Return each line holding the string "Rentals".

** START Listed entries **

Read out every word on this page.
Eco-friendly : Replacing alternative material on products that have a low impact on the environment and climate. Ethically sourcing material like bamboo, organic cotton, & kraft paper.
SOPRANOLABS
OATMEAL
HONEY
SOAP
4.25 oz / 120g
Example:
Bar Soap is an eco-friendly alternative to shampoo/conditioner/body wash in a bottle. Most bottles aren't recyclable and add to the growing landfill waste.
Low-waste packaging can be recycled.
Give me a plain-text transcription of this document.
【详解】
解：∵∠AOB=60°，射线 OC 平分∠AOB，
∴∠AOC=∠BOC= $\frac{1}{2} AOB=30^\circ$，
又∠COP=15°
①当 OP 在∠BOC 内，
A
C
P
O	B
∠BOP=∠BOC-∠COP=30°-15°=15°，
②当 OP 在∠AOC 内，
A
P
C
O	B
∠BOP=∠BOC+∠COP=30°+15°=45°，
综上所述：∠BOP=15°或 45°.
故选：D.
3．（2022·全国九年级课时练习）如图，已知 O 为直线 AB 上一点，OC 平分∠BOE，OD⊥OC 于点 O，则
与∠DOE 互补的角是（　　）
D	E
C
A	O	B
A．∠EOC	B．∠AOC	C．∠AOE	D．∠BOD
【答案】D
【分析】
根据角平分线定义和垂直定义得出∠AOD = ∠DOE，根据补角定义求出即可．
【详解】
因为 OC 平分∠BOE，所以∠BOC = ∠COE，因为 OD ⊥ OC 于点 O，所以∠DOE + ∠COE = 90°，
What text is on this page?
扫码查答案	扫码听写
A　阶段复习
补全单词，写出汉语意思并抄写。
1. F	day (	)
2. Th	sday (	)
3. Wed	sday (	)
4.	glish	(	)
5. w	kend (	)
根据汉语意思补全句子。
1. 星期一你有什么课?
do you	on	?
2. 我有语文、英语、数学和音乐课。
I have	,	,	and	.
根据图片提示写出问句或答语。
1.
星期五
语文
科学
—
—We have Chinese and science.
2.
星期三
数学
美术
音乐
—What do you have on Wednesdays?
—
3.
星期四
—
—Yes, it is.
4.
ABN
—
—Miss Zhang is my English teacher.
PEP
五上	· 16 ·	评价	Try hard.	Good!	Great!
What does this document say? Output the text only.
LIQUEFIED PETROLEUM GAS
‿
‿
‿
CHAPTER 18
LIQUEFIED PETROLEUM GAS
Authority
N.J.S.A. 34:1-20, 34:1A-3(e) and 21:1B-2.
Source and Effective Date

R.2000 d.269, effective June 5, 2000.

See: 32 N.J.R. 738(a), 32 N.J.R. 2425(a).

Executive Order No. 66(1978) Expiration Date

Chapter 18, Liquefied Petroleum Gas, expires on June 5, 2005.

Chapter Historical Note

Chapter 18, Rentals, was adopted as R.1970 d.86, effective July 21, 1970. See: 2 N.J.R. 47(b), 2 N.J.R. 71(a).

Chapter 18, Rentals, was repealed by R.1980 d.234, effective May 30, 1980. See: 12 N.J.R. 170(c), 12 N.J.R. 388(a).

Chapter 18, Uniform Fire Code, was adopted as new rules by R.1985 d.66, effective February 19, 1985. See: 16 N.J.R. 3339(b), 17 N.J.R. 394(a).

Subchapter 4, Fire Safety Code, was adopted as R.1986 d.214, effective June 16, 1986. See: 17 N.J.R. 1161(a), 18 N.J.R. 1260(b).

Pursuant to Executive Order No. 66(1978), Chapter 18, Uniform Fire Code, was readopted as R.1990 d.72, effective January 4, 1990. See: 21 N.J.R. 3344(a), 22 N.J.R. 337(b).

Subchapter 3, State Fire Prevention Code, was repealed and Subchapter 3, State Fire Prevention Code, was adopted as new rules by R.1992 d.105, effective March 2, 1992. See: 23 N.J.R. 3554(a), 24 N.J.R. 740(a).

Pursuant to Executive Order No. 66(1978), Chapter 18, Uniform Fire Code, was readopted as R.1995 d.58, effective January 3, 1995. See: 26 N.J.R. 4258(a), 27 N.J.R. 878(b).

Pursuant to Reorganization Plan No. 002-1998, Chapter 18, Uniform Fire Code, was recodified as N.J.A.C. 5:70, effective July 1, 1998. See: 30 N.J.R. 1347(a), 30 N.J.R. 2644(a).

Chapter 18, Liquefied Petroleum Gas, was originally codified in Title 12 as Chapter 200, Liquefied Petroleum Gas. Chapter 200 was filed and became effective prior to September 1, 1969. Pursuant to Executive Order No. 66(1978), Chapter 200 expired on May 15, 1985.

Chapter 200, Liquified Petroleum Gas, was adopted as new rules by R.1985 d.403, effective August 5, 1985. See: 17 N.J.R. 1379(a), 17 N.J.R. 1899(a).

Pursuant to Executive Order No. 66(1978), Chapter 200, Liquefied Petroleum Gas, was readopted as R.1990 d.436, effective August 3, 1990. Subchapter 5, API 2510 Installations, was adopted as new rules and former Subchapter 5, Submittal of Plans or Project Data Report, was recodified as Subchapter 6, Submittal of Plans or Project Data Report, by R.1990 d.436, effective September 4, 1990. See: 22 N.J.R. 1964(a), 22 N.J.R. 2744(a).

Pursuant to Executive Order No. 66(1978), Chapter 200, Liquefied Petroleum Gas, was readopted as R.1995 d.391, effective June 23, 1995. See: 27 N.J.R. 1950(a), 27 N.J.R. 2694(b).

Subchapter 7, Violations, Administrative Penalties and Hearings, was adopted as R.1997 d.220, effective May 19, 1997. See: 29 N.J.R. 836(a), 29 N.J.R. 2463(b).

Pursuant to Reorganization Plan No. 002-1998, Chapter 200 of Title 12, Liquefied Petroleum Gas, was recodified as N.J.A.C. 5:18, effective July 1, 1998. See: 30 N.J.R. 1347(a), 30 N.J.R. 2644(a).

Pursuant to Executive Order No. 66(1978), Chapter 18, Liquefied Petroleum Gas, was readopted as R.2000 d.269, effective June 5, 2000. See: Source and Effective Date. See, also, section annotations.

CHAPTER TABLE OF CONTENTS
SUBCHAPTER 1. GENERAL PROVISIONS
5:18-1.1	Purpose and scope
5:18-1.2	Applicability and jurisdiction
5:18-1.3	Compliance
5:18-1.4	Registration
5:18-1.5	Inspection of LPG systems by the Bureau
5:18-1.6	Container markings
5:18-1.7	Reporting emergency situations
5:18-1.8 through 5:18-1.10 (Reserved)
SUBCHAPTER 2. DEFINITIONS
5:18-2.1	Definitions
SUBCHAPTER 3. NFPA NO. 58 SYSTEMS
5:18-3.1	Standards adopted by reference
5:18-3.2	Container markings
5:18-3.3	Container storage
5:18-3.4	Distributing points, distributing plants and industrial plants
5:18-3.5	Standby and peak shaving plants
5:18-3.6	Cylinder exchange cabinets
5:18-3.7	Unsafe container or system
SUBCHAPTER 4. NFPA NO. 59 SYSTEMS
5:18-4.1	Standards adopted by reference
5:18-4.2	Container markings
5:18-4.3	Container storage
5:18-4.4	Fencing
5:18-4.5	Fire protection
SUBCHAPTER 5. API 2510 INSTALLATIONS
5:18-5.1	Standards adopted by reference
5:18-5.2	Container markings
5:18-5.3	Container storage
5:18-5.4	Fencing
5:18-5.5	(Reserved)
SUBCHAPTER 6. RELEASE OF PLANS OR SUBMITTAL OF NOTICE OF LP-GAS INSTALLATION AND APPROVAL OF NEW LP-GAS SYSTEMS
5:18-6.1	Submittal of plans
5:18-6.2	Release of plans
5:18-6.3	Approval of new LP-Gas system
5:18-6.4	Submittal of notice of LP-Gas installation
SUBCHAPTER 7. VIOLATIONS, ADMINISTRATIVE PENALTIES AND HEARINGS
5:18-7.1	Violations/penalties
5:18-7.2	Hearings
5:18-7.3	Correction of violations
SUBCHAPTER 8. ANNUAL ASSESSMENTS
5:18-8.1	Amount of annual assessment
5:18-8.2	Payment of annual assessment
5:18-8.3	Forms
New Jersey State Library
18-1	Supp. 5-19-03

** END Listed entries **

■ **Expected output**:
Chapter 18, Rentals, was adopted as R.1970 d.86, effective July 21, 1970. See: 2 N.J.R. 47(b), 2 N.J.R. 71(a).
Chapter 18, Rentals, was repealed by R.1980 d.234, effective May 30, 1980. See: 12 N.J.R. 170(c), 12 N.J.R. 388(a).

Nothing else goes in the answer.